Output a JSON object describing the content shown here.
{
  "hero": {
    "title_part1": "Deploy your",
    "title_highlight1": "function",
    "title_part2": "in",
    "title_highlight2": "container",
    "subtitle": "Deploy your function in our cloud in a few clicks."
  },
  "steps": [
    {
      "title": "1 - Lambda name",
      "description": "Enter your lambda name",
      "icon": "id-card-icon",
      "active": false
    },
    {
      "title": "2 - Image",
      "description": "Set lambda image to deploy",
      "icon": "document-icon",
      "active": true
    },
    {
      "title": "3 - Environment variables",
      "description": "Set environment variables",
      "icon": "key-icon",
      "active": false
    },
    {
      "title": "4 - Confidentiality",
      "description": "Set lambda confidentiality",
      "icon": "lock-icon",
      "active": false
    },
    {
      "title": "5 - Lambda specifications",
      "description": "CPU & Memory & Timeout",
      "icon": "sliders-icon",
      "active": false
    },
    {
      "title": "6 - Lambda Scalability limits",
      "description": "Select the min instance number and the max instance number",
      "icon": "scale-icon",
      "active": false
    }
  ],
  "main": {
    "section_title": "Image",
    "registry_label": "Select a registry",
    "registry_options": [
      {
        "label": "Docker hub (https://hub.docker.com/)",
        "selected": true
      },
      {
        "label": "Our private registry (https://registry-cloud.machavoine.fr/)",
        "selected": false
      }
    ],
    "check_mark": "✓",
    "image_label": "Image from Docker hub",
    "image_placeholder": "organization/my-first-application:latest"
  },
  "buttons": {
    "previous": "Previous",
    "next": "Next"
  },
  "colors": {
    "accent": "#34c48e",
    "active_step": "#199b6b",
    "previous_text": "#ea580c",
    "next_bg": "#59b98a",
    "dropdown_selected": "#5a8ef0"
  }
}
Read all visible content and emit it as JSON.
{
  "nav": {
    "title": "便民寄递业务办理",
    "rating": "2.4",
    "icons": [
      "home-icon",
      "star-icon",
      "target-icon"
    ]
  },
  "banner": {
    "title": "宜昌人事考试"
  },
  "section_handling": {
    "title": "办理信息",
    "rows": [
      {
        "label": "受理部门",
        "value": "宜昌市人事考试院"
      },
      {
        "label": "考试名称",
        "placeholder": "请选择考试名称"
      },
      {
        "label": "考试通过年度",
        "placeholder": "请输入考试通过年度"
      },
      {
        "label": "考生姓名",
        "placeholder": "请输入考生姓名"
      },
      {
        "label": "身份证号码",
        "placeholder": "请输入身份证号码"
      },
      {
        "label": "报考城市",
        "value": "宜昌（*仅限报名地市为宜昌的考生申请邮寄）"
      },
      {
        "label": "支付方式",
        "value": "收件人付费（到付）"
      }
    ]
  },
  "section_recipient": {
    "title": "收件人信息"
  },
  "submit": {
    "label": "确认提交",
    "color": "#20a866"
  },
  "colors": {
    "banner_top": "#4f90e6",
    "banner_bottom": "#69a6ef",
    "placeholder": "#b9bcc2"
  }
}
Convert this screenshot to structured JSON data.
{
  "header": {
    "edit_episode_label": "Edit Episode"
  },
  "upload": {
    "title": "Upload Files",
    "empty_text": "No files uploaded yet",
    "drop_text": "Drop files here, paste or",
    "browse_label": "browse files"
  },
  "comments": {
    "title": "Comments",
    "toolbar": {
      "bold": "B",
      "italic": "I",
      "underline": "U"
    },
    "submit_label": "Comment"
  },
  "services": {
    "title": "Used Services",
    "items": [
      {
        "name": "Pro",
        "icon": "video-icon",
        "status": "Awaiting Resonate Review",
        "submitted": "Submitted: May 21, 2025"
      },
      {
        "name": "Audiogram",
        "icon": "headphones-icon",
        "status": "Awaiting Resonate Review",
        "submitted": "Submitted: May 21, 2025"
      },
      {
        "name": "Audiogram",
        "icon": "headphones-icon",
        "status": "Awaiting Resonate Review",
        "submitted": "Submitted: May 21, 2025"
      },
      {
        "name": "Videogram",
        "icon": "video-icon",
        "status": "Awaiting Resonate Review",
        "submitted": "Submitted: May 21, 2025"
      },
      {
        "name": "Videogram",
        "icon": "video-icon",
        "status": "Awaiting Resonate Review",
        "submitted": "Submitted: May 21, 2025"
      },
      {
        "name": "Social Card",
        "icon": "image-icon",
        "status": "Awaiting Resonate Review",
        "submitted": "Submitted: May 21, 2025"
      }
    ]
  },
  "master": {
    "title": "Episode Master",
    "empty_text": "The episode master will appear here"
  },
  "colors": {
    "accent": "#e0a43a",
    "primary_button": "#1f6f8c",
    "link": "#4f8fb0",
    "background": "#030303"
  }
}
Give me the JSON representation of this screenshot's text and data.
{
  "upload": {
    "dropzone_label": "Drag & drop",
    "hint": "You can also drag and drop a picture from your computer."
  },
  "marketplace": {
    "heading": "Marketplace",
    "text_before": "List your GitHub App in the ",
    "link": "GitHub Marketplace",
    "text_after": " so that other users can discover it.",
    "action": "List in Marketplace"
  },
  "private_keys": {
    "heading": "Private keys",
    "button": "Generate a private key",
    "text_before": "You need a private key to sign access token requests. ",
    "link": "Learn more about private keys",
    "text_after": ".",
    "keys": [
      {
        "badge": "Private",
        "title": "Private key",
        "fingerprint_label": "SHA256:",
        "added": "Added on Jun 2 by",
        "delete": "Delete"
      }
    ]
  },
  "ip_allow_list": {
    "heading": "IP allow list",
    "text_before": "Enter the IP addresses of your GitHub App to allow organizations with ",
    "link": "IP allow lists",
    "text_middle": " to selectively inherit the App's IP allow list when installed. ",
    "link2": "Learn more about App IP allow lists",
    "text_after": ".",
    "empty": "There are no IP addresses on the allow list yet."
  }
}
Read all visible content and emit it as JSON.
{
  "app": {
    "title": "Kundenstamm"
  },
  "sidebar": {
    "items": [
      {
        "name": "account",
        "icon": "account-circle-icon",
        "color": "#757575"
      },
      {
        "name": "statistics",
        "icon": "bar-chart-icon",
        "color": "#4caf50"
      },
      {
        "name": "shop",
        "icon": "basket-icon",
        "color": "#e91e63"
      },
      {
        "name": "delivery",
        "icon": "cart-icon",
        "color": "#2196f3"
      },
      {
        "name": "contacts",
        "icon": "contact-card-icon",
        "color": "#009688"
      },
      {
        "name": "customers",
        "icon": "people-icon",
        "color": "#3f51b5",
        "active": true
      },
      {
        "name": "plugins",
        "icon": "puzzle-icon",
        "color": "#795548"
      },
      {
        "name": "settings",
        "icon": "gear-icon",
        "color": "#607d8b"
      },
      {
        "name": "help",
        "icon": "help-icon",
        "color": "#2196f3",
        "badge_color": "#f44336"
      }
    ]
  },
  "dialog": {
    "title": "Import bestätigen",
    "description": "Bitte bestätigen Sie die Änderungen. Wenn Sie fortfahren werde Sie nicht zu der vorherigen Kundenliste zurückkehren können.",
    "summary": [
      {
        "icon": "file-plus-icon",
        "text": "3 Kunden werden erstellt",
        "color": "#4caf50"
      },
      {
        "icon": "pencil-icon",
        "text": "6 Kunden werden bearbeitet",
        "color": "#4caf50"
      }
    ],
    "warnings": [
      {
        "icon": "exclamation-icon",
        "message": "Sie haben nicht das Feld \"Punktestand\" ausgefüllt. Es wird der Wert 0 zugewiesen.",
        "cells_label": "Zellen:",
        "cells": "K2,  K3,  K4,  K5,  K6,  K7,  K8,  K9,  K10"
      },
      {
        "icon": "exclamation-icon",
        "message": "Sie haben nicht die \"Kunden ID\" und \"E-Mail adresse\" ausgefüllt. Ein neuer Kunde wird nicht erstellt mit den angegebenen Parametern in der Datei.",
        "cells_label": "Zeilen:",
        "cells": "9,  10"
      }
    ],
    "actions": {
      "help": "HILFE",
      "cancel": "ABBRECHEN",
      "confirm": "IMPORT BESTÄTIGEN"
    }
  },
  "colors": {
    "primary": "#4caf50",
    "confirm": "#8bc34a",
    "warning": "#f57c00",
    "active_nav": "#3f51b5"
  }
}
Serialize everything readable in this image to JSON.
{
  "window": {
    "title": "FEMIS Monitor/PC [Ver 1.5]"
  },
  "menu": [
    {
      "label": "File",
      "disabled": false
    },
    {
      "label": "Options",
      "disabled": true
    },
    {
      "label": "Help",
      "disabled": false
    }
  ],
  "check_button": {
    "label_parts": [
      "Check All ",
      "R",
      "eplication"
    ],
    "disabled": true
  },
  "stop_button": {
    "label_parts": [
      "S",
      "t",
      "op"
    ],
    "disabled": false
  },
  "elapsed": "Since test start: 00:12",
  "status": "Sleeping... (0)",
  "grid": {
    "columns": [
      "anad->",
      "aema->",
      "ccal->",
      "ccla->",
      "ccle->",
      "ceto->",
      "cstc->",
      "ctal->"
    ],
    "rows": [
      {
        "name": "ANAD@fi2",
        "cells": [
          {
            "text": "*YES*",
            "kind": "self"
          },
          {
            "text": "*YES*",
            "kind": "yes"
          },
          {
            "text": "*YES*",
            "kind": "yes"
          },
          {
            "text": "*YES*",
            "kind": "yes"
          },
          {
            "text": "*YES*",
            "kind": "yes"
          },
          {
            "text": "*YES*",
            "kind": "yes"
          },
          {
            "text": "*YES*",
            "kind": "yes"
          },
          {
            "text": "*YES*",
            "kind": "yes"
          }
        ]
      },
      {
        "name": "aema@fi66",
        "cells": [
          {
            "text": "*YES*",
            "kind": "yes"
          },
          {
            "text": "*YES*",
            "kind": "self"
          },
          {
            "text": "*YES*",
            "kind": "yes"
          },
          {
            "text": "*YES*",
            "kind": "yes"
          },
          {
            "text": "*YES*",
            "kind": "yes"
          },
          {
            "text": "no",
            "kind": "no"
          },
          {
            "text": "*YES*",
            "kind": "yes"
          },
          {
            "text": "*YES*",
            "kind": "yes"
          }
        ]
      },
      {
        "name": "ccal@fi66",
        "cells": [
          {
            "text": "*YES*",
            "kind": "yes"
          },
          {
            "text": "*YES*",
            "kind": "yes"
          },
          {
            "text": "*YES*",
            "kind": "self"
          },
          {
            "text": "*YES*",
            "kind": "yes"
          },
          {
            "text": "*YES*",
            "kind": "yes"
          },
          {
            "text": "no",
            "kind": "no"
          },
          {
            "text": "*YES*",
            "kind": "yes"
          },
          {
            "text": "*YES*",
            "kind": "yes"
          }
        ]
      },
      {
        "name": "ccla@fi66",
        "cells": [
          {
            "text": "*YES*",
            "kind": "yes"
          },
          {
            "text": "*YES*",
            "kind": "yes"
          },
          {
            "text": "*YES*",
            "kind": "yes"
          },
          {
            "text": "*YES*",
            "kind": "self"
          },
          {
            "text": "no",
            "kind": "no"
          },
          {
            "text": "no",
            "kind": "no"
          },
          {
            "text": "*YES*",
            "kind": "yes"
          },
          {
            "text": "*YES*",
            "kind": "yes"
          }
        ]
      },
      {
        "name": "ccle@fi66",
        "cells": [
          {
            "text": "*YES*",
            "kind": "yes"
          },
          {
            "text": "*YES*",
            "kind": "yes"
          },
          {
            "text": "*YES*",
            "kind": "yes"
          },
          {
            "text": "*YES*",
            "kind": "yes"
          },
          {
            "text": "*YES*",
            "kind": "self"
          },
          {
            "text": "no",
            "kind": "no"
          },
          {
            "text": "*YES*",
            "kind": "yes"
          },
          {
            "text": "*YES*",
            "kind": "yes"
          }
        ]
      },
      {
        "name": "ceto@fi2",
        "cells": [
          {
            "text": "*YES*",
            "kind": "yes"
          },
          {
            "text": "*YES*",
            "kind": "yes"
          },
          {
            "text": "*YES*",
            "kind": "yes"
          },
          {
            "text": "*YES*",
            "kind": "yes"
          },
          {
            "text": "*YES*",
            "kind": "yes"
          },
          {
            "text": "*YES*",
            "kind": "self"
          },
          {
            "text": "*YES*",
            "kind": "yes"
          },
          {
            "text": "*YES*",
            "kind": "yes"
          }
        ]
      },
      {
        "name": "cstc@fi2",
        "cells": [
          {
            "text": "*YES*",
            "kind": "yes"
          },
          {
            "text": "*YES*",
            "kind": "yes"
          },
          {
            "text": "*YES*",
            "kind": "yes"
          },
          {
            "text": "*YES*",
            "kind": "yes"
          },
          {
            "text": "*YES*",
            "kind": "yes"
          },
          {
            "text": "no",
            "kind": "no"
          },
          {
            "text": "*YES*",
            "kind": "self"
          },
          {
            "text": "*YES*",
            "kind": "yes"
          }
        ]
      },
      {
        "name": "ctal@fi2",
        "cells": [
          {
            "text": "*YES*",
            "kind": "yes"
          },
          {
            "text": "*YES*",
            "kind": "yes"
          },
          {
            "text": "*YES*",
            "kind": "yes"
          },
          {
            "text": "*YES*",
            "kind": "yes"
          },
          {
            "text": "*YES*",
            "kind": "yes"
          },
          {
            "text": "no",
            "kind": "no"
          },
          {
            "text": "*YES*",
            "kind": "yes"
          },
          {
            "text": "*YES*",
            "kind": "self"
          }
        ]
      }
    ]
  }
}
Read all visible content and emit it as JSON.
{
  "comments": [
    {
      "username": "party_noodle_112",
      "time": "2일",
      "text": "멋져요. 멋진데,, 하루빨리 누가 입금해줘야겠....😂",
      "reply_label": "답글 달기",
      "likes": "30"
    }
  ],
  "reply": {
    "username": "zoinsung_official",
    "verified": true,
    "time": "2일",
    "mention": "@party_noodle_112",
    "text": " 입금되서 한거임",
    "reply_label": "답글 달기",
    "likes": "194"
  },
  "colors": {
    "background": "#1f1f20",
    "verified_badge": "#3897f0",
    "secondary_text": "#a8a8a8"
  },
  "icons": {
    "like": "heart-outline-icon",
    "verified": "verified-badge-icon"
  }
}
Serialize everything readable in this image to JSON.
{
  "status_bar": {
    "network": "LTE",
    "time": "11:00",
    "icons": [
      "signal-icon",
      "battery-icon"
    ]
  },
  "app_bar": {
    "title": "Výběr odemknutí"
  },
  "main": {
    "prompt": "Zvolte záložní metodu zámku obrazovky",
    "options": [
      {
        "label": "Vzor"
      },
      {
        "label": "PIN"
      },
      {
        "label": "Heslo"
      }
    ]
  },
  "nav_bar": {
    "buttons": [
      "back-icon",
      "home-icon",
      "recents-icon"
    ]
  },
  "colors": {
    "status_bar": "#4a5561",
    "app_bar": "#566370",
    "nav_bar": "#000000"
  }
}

What you will do
Go through the listing above and list every line that has the word "variables".

Complete answer
      "title": "3 - Environment variables",
      "description": "Set environment variables",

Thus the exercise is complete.